Consigne écrite 1:
Citez toutes les personnes nommées dans l'article sur le camp de Rafah.

-------- Extrait présenté --------

12/07/2025 ssofidelis.substack.com  7min #283929

Parquer les Palestiniens de Gaza dans un camp à Rafah est un crime contre l'humanité

"Camp de concentration", numérique, Midjourney, 2025

 Adam Cheklat

Par  James Sweeney,  Université de Lancaster, le 11 juillet 2025

Les Forces de défense israéliennes (FDI)  refusent de mettre en œuvre un plan du gouvernement consistant à déplacer des centaines de milliers de Palestiniens dans une "ville humanitaire" à Rafah, à la frontière sud de Gaza avec l'Égypte. Le lieutenant-général Eyal Zamir, chef d'état-major des FDI, a déclaré que ce plan  ne s'inscrit pas dans les objectifs opérationnel de l'armée de détruire le Hamas et libérer les derniers otages.

Des réservistes de l'armée se sont également plaints que ce plan  constitue un crime de guerre. D'après mon expertise en droit international, ces réservistes ont raison. Le transfert forcé d'une population  est interdit, même en temps de guerre. Il s'agit également d'un crime contre l'humanité qui, dans certaines circonstances, peut même constituer un génocide.

Certains éléments historiques importants doivent néanmoins retenir notre attention avant toute analyse juridique.

Les crimes contre l'humanité ont été jugés pour la première fois lors des  procès de Nuremberg, à la fin de la Seconde Guerre mondiale, au cours desquels les principaux responsables nazis survivants ont été jugés. À cette époque, la notion de crime de guerre était clairement établie, mais elle concernait principalement les actes à ne pas commettre à l'encontre de la population civile ennemie.

Toutefois, les pires atrocités commises par les nazis ont été perpétrées contre leur propre peuple : les Juifs allemands (et beaucoup d'autres encore). La notion de  crimes contre l'humanité a été créée pour pallier cette lacune et permettre de poursuivre en justice leurs auteurs.

-------- Données fournies --------

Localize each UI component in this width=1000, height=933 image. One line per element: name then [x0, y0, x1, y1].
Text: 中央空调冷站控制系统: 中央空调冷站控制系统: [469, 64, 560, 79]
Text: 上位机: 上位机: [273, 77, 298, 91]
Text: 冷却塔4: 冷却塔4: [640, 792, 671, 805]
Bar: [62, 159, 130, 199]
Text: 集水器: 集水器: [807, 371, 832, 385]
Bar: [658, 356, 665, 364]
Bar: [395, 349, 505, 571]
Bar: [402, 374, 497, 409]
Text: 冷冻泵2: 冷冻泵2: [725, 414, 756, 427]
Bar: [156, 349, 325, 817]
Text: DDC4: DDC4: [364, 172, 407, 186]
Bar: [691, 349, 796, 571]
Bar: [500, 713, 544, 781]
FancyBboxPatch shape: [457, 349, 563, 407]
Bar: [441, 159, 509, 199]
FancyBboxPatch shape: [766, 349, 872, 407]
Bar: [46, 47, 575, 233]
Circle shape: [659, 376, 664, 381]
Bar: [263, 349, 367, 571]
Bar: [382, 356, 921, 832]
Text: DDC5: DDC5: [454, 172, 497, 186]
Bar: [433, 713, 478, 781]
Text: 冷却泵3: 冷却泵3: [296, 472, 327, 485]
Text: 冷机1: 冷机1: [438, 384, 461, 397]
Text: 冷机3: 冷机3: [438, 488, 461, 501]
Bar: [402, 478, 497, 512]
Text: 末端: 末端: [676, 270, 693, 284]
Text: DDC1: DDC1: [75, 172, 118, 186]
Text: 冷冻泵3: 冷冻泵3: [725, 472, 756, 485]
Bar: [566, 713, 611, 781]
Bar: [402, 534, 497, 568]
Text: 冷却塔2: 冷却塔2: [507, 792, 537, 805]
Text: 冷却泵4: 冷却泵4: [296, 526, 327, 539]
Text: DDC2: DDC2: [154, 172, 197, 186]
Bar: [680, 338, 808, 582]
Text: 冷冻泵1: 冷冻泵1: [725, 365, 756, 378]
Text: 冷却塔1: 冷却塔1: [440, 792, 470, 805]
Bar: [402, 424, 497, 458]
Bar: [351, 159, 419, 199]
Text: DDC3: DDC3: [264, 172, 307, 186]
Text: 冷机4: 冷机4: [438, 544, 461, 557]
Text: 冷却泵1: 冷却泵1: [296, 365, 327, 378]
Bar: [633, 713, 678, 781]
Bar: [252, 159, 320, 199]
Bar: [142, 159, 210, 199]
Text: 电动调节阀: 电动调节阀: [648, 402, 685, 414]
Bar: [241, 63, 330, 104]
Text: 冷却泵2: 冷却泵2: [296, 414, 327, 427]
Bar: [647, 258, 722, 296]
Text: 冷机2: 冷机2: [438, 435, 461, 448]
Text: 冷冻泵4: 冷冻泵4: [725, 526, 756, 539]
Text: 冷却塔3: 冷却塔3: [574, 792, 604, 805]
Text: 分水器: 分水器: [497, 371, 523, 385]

--------

Consigne écrite 2:
Reprenez à l'identique tout ce qui va du début des enregistrements jusqu'à la ligne qui contient « Bar: [156, 349, 325, 817] », cette ligne comprise.

Réponse écrite 1:
Adam Cheklat, James Sweeney, Eyal Zamir

Réponse écrite 2:
Localize each UI component in this width=1000, height=933 image. One line per element: name then [x0, y0, x1, y1].
Text: 中央空调冷站控制系统: 中央空调冷站控制系统: [469, 64, 560, 79]
Text: 上位机: 上位机: [273, 77, 298, 91]
Text: 冷却塔4: 冷却塔4: [640, 792, 671, 805]
Bar: [62, 159, 130, 199]
Text: 集水器: 集水器: [807, 371, 832, 385]
Bar: [658, 356, 665, 364]
Bar: [395, 349, 505, 571]
Bar: [402, 374, 497, 409]
Text: 冷冻泵2: 冷冻泵2: [725, 414, 756, 427]
Bar: [156, 349, 325, 817]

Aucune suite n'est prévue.